* **Task to complete**
Wherever the string "this" occurs in a line of these records, report that line.

* **Records shown**
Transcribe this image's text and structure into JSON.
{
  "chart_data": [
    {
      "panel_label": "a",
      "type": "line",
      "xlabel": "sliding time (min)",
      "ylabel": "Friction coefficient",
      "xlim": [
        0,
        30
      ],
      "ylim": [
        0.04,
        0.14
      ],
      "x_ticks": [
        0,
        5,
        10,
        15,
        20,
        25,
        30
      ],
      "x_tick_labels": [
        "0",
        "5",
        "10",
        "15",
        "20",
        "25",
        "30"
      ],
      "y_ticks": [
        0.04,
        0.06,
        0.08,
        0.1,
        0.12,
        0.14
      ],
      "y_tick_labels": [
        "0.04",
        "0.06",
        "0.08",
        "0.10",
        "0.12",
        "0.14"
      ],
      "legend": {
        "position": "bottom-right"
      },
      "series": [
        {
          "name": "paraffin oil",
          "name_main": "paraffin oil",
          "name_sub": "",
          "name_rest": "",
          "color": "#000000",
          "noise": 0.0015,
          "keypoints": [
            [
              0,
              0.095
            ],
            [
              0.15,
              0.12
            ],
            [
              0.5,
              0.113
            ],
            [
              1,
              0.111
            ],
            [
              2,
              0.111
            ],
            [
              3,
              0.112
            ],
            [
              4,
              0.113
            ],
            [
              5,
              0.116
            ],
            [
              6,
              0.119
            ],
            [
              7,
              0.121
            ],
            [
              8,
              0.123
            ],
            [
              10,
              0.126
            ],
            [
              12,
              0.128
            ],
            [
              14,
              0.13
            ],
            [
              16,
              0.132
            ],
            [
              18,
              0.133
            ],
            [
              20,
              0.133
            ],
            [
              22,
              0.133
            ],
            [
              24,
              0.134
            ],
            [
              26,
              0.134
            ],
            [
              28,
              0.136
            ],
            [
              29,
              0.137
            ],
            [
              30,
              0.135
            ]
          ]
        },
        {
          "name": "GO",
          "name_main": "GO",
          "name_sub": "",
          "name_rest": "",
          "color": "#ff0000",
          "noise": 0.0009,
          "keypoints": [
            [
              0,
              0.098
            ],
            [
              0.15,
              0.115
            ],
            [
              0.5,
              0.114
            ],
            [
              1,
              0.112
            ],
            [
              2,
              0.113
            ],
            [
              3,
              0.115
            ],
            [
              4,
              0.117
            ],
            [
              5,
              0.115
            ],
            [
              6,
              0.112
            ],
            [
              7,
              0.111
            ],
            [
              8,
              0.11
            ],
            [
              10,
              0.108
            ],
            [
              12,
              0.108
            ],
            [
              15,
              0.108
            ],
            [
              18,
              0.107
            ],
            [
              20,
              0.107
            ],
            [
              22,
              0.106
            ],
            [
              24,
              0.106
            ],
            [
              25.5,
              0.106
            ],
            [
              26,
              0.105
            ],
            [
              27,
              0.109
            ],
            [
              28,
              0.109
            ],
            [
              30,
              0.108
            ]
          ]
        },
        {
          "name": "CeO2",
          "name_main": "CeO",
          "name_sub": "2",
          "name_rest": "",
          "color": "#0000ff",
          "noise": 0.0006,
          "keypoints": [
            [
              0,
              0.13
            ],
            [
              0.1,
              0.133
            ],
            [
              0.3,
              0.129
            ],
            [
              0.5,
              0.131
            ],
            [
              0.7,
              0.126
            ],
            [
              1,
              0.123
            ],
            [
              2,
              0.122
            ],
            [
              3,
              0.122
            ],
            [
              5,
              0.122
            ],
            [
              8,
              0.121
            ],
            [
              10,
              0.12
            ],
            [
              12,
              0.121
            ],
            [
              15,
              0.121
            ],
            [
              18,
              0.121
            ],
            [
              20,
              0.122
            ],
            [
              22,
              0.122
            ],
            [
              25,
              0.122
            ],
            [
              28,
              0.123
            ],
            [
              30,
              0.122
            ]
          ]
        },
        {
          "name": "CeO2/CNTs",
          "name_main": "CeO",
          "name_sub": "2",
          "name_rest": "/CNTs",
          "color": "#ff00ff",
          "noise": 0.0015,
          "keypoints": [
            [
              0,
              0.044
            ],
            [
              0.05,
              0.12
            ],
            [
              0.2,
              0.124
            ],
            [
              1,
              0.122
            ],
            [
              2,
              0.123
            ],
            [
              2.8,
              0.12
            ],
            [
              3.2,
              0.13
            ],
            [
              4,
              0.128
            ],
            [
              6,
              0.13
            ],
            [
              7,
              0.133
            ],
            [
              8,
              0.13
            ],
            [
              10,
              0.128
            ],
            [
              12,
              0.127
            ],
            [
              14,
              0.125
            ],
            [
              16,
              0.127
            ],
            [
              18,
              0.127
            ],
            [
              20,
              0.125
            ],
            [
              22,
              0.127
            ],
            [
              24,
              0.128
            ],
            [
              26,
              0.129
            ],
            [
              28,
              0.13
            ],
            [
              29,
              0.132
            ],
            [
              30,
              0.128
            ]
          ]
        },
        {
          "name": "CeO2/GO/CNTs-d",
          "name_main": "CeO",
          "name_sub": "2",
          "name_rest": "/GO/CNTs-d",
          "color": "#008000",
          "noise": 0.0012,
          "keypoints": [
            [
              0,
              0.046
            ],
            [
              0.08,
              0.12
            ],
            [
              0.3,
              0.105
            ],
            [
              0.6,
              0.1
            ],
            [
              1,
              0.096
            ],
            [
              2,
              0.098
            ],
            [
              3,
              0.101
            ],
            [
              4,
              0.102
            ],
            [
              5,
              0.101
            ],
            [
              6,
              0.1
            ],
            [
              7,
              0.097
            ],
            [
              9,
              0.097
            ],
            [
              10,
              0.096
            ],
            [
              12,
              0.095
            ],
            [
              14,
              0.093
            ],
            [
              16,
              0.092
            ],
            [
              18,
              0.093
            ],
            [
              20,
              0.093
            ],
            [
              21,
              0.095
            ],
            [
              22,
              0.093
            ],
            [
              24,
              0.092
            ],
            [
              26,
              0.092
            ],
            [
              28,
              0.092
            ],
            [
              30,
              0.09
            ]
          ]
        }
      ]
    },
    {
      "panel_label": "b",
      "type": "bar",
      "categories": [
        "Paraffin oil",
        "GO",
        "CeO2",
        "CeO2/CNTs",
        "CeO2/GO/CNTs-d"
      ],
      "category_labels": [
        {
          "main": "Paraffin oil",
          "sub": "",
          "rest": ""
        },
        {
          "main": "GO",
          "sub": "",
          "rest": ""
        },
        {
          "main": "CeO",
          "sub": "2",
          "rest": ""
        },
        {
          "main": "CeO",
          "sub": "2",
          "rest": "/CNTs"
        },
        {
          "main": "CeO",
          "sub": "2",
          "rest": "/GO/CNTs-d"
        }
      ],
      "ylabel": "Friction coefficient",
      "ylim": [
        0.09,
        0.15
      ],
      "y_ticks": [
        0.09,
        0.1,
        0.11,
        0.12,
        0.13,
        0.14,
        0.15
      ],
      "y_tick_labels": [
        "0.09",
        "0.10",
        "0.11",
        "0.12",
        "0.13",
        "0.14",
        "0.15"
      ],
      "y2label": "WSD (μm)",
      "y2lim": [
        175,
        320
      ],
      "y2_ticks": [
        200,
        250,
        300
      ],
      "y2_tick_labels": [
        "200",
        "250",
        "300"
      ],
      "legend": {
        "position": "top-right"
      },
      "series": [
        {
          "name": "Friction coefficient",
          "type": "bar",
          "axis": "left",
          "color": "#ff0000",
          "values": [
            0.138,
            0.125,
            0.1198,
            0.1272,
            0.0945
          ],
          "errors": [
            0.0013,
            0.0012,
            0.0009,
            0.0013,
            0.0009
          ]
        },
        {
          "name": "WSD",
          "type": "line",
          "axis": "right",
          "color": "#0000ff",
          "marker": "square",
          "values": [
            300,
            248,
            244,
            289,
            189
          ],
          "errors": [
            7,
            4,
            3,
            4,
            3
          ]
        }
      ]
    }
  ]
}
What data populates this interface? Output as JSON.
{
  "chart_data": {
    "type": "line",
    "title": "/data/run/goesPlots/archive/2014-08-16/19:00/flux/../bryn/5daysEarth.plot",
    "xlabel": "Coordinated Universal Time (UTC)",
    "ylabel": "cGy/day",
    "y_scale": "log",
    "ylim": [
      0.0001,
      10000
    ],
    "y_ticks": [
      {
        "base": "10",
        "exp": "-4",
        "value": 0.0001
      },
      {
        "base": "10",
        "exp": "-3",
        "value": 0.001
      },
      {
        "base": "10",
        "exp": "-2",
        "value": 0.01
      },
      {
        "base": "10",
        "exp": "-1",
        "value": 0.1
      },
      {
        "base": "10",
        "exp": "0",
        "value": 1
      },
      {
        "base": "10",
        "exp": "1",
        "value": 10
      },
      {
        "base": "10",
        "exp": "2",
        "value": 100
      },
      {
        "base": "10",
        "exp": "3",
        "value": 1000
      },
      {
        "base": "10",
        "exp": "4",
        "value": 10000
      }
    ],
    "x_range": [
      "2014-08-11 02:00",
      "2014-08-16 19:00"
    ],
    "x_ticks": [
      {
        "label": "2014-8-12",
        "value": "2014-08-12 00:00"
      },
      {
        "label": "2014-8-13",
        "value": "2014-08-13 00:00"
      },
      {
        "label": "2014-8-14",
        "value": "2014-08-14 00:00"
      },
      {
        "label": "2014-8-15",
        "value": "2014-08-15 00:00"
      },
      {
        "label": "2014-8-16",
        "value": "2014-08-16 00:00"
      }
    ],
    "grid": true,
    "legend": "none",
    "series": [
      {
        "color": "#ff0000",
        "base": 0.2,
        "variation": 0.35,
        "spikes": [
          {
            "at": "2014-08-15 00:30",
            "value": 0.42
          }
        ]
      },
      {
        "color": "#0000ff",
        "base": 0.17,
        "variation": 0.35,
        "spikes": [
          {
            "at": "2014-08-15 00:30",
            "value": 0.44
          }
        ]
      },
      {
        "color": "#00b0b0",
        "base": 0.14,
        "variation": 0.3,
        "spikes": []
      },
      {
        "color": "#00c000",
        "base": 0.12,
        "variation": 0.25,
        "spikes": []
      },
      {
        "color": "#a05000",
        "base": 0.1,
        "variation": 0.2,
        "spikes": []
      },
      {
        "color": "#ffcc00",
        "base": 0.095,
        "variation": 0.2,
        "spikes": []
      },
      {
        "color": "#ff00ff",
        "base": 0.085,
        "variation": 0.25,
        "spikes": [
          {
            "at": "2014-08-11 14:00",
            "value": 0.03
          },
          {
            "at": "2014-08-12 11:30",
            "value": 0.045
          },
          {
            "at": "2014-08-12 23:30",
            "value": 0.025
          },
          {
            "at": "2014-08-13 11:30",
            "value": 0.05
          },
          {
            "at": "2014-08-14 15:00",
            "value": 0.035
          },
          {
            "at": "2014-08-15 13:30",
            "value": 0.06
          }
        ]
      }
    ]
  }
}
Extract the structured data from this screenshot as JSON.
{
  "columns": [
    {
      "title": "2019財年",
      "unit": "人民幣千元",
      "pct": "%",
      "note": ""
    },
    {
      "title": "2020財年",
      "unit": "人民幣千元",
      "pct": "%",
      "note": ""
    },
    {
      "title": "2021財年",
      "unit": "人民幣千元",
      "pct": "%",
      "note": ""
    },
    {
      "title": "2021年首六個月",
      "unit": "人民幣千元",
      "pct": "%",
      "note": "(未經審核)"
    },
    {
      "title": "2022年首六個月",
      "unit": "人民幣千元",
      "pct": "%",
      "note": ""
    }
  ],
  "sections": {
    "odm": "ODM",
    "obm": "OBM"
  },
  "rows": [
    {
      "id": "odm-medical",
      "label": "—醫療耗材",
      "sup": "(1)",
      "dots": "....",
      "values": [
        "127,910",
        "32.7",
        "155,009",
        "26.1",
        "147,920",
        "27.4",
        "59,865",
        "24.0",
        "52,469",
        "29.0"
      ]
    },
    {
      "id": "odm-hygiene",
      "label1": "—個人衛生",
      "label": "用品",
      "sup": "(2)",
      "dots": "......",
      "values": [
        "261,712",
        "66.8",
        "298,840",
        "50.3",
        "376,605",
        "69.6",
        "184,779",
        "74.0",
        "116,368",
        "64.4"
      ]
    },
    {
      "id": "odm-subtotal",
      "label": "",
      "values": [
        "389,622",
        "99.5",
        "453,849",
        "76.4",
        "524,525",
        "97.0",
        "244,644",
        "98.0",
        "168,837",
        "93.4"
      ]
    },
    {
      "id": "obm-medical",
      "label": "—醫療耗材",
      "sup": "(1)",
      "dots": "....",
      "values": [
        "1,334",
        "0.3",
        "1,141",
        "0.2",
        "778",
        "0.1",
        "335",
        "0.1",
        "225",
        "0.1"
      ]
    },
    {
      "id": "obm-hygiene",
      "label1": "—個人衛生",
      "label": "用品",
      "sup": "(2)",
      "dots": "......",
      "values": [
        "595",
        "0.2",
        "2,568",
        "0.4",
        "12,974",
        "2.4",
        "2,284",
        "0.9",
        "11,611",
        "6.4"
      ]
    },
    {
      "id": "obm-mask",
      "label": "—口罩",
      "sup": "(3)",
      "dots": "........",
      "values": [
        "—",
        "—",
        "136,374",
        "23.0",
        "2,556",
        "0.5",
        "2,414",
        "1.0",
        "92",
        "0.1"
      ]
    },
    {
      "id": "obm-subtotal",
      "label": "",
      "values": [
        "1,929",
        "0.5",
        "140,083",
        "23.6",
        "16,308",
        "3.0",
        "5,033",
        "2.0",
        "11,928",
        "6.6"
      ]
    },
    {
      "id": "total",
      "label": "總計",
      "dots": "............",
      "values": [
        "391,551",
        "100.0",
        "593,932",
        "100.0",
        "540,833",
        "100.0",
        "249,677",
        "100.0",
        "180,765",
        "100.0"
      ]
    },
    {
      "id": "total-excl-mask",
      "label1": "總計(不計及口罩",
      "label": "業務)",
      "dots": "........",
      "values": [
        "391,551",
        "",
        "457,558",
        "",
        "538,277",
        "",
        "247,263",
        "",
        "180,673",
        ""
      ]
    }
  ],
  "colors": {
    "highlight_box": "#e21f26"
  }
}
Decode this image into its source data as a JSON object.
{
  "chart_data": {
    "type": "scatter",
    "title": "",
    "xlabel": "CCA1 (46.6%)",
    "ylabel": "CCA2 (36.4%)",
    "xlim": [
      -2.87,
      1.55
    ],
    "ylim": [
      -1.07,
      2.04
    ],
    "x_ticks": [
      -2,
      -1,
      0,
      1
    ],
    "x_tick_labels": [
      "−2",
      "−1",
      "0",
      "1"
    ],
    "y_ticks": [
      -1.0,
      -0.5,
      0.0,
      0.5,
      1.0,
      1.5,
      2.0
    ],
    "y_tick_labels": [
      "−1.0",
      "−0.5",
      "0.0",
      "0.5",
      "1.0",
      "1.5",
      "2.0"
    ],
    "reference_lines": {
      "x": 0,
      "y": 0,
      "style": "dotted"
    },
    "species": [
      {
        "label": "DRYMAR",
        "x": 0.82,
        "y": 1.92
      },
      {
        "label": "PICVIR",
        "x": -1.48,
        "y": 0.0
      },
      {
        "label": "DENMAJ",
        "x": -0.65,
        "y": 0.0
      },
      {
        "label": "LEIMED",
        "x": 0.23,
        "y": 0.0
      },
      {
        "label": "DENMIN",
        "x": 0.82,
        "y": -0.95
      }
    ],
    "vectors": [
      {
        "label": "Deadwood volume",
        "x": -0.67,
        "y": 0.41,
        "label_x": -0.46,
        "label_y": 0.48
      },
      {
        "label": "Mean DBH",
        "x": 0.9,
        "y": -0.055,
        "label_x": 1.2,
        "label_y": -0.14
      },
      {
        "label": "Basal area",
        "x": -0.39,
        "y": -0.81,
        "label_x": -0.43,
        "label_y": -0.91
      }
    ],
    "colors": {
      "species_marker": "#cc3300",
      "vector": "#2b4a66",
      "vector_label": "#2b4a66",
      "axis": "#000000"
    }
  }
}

* **In response**
Transcribe this image's text and structure into JSON.
What data populates this interface? Output as JSON.
Extract the structured data from this screenshot as JSON.
Decode this image into its source data as a JSON object.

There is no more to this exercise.